[Dataset items]
^^^^^^^^
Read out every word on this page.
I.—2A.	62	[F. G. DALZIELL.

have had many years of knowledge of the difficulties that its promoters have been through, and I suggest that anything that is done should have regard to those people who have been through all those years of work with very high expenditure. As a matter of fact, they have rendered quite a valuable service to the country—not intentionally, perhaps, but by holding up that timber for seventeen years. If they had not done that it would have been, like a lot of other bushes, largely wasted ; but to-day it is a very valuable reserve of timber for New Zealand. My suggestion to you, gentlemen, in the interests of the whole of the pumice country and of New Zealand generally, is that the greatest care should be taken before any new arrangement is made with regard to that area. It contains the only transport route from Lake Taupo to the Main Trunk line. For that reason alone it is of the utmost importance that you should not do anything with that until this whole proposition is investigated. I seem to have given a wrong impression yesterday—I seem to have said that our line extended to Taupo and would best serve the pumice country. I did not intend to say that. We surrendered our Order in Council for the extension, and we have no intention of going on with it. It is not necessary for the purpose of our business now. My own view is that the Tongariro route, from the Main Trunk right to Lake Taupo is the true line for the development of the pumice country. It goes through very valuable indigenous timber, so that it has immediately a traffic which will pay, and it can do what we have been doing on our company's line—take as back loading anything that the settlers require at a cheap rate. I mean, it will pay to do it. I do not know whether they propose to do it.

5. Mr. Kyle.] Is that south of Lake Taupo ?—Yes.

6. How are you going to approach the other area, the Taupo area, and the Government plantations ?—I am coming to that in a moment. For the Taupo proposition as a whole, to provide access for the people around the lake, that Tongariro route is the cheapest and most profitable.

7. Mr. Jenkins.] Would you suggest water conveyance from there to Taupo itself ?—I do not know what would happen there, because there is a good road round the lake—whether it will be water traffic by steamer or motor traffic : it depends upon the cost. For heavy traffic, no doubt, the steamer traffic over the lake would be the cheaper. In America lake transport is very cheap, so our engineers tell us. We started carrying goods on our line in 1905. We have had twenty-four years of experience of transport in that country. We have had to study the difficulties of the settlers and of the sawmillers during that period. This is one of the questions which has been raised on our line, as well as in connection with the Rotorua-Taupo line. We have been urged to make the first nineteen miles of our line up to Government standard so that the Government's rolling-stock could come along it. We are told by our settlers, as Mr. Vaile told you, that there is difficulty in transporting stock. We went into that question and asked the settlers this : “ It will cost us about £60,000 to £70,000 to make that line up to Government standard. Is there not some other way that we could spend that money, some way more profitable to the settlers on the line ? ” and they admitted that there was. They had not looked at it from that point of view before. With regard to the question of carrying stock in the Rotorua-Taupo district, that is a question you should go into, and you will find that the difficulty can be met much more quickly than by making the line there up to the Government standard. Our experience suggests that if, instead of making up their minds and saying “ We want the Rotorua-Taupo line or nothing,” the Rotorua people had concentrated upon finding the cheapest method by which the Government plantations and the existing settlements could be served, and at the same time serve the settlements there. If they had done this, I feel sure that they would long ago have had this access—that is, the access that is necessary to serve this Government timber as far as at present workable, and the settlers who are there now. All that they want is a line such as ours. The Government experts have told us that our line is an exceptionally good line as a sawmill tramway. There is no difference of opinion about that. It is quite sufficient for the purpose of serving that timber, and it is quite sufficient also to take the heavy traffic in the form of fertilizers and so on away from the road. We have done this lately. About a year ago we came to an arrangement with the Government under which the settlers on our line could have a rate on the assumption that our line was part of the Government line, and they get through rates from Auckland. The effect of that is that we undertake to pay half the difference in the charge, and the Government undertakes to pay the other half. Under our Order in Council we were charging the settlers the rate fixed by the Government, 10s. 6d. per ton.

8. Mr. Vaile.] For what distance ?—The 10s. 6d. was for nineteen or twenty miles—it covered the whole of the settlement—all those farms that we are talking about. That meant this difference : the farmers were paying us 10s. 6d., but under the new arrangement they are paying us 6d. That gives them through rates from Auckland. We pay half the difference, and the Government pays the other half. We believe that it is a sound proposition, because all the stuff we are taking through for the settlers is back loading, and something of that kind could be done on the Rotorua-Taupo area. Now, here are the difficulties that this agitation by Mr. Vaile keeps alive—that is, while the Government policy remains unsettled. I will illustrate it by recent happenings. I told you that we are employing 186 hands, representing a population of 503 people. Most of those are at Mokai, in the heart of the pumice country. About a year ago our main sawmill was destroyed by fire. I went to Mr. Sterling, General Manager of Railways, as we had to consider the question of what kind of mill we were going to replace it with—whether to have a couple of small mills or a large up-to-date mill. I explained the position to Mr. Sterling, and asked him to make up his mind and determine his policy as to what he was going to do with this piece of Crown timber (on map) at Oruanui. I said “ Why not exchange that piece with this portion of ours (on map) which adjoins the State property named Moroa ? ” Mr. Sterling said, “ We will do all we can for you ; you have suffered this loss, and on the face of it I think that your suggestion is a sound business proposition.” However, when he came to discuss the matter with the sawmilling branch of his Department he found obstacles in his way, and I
^^^^^^^^
THE PROBLEM
Write out every entry above, word for word.

RESULT OF THE TASK
Read out every word on this page.
I.—2A.	62	[F. G. DALZIELL.

have had many years of knowledge of the difficulties that its promoters have been through, and I suggest that anything that is done should have regard to those people who have been through all those years of work with very high expenditure. As a matter of fact, they have rendered quite a valuable service to the country—not intentionally, perhaps, but by holding up that timber for seventeen years. If they had not done that it would have been, like a lot of other bushes, largely wasted ; but to-day it is a very valuable reserve of timber for New Zealand. My suggestion to you, gentlemen, in the interests of the whole of the pumice country and of New Zealand generally, is that the greatest care should be taken before any new arrangement is made with regard to that area. It contains the only transport route from Lake Taupo to the Main Trunk line. For that reason alone it is of the utmost importance that you should not do anything with that until this whole proposition is investigated. I seem to have given a wrong impression yesterday—I seem to have said that our line extended to Taupo and would best serve the pumice country. I did not intend to say that. We surrendered our Order in Council for the extension, and we have no intention of going on with it. It is not necessary for the purpose of our business now. My own view is that the Tongariro route, from the Main Trunk right to Lake Taupo is the true line for the development of the pumice country. It goes through very valuable indigenous timber, so that it has immediately a traffic which will pay, and it can do what we have been doing on our company's line—take as back loading anything that the settlers require at a cheap rate. I mean, it will pay to do it. I do not know whether they propose to do it.

5. Mr. Kyle.] Is that south of Lake Taupo ?—Yes.

6. How are you going to approach the other area, the Taupo area, and the Government plantations ?—I am coming to that in a moment. For the Taupo proposition as a whole, to provide access for the people around the lake, that Tongariro route is the cheapest and most profitable.

7. Mr. Jenkins.] Would you suggest water conveyance from there to Taupo itself ?—I do not know what would happen there, because there is a good road round the lake—whether it will be water traffic by steamer or motor traffic : it depends upon the cost. For heavy traffic, no doubt, the steamer traffic over the lake would be the cheaper. In America lake transport is very cheap, so our engineers tell us. We started carrying goods on our line in 1905. We have had twenty-four years of experience of transport in that country. We have had to study the difficulties of the settlers and of the sawmillers during that period. This is one of the questions which has been raised on our line, as well as in connection with the Rotorua-Taupo line. We have been urged to make the first nineteen miles of our line up to Government standard so that the Government's rolling-stock could come along it. We are told by our settlers, as Mr. Vaile told you, that there is difficulty in transporting stock. We went into that question and asked the settlers this : “ It will cost us about £60,000 to £70,000 to make that line up to Government standard. Is there not some other way that we could spend that money, some way more profitable to the settlers on the line ? ” and they admitted that there was. They had not looked at it from that point of view before. With regard to the question of carrying stock in the Rotorua-Taupo district, that is a question you should go into, and you will find that the difficulty can be met much more quickly than by making the line there up to the Government standard. Our experience suggests that if, instead of making up their minds and saying “ We want the Rotorua-Taupo line or nothing,” the Rotorua people had concentrated upon finding the cheapest method by which the Government plantations and the existing settlements could be served, and at the same time serve the settlements there. If they had done this, I feel sure that they would long ago have had this access—that is, the access that is necessary to serve this Government timber as far as at present workable, and the settlers who are there now. All that they want is a line such as ours. The Government experts have told us that our line is an exceptionally good line as a sawmill tramway. There is no difference of opinion about that. It is quite sufficient for the purpose of serving that timber, and it is quite sufficient also to take the heavy traffic in the form of fertilizers and so on away from the road. We have done this lately. About a year ago we came to an arrangement with the Government under which the settlers on our line could have a rate on the assumption that our line was part of the Government line, and they get through rates from Auckland. The effect of that is that we undertake to pay half the difference in the charge, and the Government undertakes to pay the other half. Under our Order in Council we were charging the settlers the rate fixed by the Government, 10s. 6d. per ton.

8. Mr. Vaile.] For what distance ?—The 10s. 6d. was for nineteen or twenty miles—it covered the whole of the settlement—all those farms that we are talking about. That meant this difference : the farmers were paying us 10s. 6d., but under the new arrangement they are paying us 6d. That gives them through rates from Auckland. We pay half the difference, and the Government pays the other half. We believe that it is a sound proposition, because all the stuff we are taking through for the settlers is back loading, and something of that kind could be done on the Rotorua-Taupo area. Now, here are the difficulties that this agitation by Mr. Vaile keeps alive—that is, while the Government policy remains unsettled. I will illustrate it by recent happenings. I told you that we are employing 186 hands, representing a population of 503 people. Most of those are at Mokai, in the heart of the pumice country. About a year ago our main sawmill was destroyed by fire. I went to Mr. Sterling, General Manager of Railways, as we had to consider the question of what kind of mill we were going to replace it with—whether to have a couple of small mills or a large up-to-date mill. I explained the position to Mr. Sterling, and asked him to make up his mind and determine his policy as to what he was going to do with this piece of Crown timber (on map) at Oruanui. I said “ Why not exchange that piece with this portion of ours (on map) which adjoins the State property named Moroa ? ” Mr. Sterling said, “ We will do all we can for you ; you have suffered this loss, and on the face of it I think that your suggestion is a sound business proposition.” However, when he came to discuss the matter with the sawmilling branch of his Department he found obstacles in his way, and I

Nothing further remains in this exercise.